Stated exercise:
Select from the data all lines with the word "color".

Input data:
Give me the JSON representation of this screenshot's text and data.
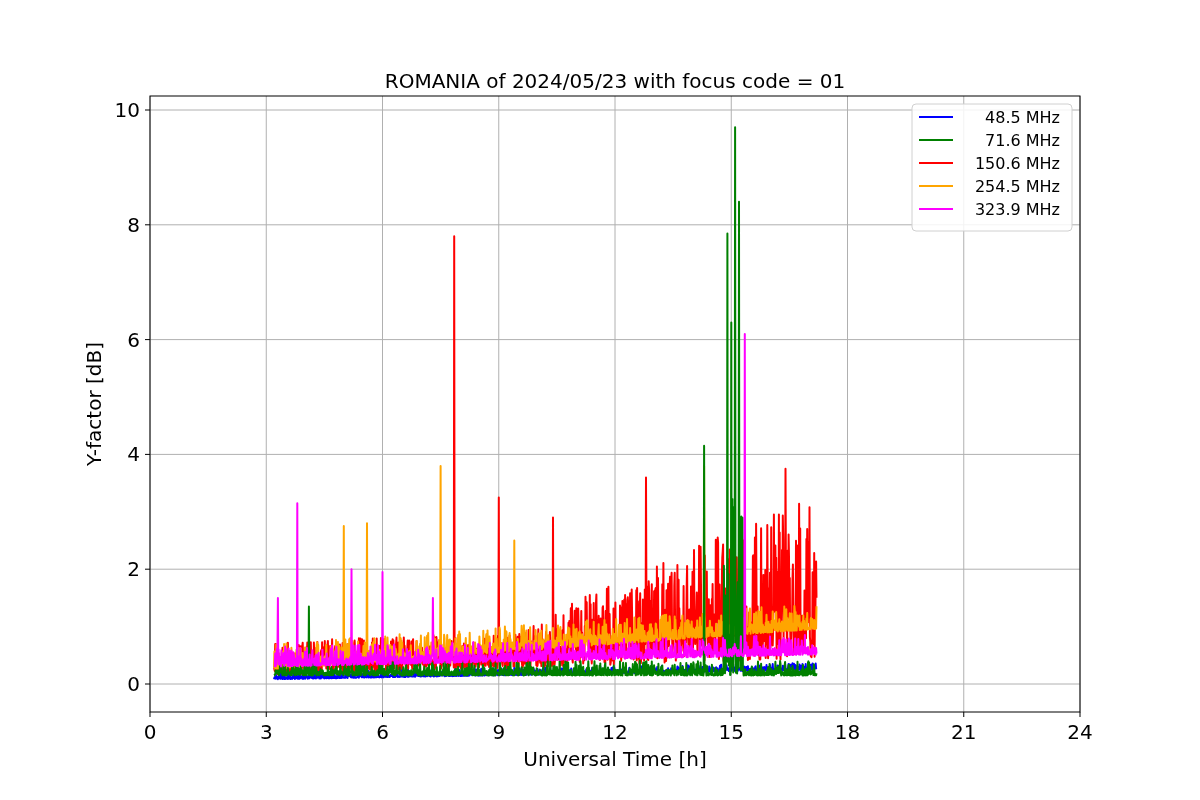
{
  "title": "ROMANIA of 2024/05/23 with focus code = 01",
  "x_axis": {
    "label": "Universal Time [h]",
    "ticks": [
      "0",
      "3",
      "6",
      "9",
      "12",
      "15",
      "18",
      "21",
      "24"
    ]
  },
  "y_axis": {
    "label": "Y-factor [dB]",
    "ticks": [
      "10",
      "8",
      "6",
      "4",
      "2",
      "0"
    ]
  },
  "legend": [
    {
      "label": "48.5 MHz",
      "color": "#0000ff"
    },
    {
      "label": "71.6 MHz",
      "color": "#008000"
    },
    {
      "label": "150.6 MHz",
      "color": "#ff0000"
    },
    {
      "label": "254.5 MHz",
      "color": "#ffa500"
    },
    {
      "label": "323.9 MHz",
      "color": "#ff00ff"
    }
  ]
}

Result of this task:
      "color": "#0000ff"
      "color": "#008000"
      "color": "#ff0000"
      "color": "#ffa500"
      "color": "#ff00ff"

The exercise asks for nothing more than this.